(Saved entries)
══════════

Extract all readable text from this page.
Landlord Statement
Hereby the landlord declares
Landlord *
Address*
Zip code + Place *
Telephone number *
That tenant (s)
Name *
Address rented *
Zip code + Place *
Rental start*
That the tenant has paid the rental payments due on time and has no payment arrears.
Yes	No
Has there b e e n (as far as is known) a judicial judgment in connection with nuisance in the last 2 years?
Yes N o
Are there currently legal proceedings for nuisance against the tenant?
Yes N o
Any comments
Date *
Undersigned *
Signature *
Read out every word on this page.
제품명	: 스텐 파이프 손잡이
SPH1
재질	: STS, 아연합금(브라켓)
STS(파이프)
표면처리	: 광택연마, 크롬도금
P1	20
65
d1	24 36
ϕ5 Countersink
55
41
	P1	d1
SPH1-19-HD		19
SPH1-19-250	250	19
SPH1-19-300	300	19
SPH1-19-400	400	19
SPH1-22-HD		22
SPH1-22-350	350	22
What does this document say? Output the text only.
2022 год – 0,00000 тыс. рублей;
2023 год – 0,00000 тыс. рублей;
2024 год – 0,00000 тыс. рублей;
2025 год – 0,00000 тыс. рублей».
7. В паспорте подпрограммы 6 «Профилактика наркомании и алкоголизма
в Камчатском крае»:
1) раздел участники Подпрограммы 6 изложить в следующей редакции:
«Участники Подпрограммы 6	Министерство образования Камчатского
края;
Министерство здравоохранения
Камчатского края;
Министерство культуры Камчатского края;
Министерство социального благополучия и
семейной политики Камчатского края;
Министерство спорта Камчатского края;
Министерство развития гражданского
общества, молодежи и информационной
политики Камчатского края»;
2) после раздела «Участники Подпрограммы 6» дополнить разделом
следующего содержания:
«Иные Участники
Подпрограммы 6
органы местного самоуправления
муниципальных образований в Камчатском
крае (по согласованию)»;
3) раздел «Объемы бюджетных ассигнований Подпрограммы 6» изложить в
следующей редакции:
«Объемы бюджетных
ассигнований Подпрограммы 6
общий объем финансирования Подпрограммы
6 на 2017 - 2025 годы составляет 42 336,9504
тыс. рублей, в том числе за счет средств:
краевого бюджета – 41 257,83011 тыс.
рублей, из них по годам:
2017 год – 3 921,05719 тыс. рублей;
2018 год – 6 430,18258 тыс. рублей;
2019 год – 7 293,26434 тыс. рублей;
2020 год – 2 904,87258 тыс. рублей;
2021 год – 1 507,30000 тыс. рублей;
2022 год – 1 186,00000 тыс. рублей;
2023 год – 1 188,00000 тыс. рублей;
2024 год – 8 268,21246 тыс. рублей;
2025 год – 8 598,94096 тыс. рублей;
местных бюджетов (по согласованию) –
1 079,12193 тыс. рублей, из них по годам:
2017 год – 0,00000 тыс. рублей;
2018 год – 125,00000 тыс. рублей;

══════════

OBJECTIVE: Go through the material and select each line with the string "края" in it.

OUTPUT OF THE TASK:
края;
Камчатского края;
Министерство культуры Камчатского края;
семейной политики Камчатского края;
Министерство спорта Камчатского края;
политики Камчатского края»;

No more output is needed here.